Exercise:
Copy every line in the records below that contains the word "expenditure".

'''

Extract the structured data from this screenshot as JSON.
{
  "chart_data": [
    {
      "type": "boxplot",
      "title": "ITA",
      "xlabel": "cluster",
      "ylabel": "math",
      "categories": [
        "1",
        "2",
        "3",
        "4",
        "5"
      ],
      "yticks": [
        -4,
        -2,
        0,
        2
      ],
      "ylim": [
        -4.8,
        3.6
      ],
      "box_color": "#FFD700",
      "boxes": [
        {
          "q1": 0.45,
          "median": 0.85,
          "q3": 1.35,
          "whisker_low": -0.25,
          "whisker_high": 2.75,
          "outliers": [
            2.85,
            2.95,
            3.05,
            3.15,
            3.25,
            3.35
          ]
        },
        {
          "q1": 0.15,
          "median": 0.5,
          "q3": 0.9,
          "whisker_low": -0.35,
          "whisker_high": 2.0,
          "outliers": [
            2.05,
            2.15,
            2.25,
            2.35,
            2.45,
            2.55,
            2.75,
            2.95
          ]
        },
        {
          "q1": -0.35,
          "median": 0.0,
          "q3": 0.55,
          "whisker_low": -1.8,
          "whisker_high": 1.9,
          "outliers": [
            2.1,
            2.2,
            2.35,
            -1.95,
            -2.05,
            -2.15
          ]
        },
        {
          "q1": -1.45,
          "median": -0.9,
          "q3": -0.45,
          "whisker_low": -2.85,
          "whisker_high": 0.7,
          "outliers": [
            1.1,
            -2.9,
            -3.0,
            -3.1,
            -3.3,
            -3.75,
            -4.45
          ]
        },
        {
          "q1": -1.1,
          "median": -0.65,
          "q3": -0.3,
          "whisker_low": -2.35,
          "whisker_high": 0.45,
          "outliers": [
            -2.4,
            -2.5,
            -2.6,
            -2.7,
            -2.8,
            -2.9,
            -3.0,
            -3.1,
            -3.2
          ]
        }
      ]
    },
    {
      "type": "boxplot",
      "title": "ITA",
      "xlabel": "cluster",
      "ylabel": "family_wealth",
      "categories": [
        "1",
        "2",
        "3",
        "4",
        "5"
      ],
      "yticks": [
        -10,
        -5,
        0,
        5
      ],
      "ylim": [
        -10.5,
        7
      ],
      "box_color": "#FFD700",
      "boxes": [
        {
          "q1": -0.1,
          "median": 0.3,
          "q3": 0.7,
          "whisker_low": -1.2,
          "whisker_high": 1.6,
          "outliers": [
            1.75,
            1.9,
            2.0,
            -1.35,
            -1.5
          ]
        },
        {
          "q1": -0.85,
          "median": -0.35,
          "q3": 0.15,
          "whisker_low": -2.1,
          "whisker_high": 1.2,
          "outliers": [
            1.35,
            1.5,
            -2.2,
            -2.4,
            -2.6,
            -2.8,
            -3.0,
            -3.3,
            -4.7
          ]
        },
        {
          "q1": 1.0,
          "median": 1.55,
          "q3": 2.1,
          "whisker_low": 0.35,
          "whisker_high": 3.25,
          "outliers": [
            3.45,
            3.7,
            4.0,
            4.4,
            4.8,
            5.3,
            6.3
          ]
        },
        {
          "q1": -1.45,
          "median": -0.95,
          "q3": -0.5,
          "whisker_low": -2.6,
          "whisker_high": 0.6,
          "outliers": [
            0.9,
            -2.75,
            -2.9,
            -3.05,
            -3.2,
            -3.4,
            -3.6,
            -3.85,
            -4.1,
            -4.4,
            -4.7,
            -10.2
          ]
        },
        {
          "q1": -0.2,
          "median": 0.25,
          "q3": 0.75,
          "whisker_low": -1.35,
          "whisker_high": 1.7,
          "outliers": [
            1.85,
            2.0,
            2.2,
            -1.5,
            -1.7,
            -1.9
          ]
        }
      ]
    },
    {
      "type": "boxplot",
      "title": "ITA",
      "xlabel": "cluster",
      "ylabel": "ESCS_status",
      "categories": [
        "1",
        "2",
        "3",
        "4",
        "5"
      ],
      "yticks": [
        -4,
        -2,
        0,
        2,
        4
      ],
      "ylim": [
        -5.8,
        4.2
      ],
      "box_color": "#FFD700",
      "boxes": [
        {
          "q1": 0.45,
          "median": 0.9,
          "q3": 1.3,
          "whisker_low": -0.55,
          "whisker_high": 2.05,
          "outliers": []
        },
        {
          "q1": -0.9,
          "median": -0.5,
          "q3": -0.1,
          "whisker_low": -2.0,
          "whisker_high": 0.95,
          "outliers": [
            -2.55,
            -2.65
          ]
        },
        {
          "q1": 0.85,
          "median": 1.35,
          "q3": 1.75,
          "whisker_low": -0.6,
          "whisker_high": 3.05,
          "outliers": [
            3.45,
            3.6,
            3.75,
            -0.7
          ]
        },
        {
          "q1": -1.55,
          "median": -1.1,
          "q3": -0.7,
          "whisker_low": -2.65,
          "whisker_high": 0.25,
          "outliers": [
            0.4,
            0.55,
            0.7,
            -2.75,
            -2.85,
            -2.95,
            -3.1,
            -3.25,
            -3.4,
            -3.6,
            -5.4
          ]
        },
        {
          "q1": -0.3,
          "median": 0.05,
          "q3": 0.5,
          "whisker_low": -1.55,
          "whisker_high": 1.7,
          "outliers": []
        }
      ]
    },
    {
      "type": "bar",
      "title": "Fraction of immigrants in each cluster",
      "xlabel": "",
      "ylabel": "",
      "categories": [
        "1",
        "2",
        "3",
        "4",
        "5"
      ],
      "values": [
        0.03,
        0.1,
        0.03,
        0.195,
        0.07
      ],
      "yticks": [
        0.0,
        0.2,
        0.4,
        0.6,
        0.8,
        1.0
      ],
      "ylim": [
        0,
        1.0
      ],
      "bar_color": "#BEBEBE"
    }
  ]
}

'''
'''

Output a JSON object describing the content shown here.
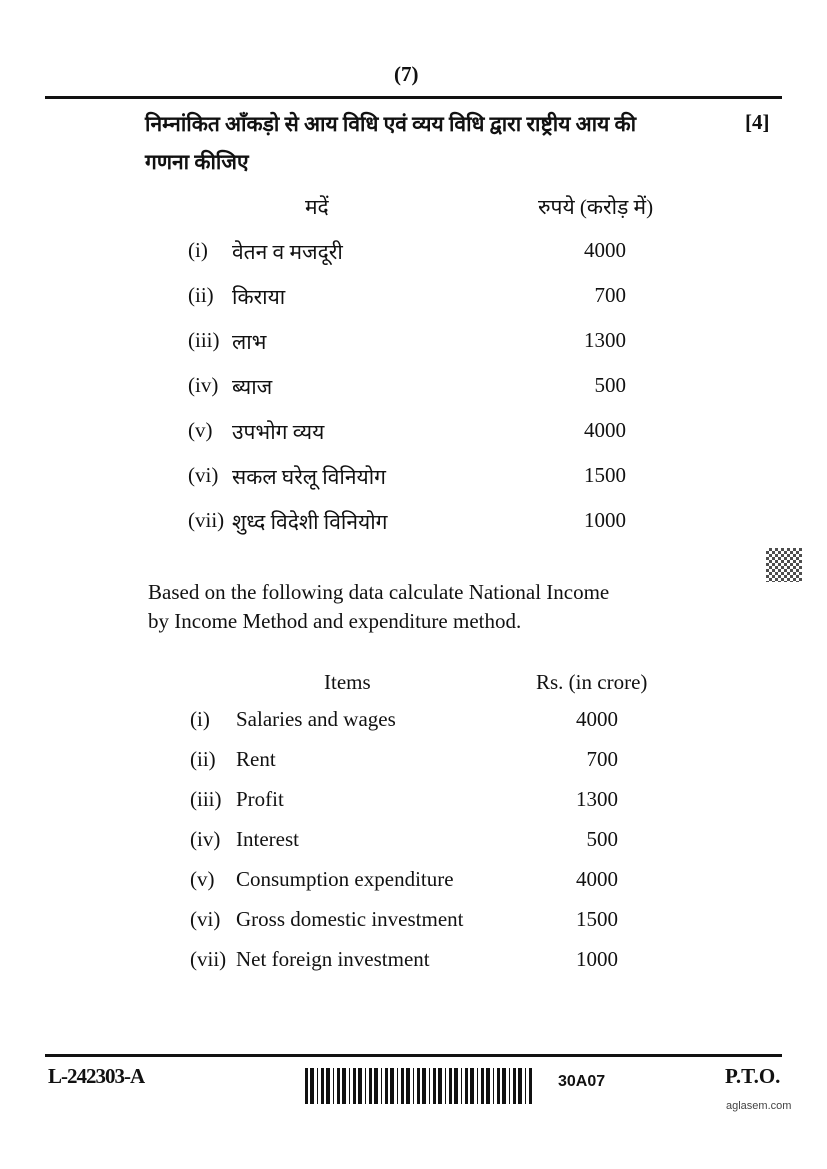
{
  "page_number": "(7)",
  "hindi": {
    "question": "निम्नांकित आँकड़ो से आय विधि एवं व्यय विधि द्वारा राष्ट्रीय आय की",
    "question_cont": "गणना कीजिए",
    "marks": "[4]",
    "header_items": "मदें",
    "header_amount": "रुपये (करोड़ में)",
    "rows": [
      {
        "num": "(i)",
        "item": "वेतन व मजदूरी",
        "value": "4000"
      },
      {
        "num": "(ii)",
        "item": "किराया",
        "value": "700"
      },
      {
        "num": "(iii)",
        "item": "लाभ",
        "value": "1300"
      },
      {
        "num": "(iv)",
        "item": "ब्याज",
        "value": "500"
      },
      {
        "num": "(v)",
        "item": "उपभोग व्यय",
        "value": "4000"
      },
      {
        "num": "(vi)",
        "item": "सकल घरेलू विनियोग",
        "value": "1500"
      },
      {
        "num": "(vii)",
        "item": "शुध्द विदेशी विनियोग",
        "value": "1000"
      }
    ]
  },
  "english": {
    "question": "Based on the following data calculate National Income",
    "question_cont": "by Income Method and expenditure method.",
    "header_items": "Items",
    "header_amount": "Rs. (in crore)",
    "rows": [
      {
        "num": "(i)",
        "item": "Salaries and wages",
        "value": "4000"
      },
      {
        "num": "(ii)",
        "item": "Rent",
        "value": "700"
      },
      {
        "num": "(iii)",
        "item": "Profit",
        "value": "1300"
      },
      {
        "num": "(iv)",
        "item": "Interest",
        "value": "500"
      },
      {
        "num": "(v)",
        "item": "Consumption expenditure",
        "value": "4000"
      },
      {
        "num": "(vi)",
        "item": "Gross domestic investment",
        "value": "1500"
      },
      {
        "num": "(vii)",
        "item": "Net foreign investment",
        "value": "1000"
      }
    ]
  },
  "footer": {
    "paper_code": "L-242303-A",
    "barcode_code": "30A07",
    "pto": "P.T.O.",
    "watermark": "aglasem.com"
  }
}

'''

Result of the task:
    "question_cont": "by Income Method and expenditure method.",
        "item": "Consumption expenditure",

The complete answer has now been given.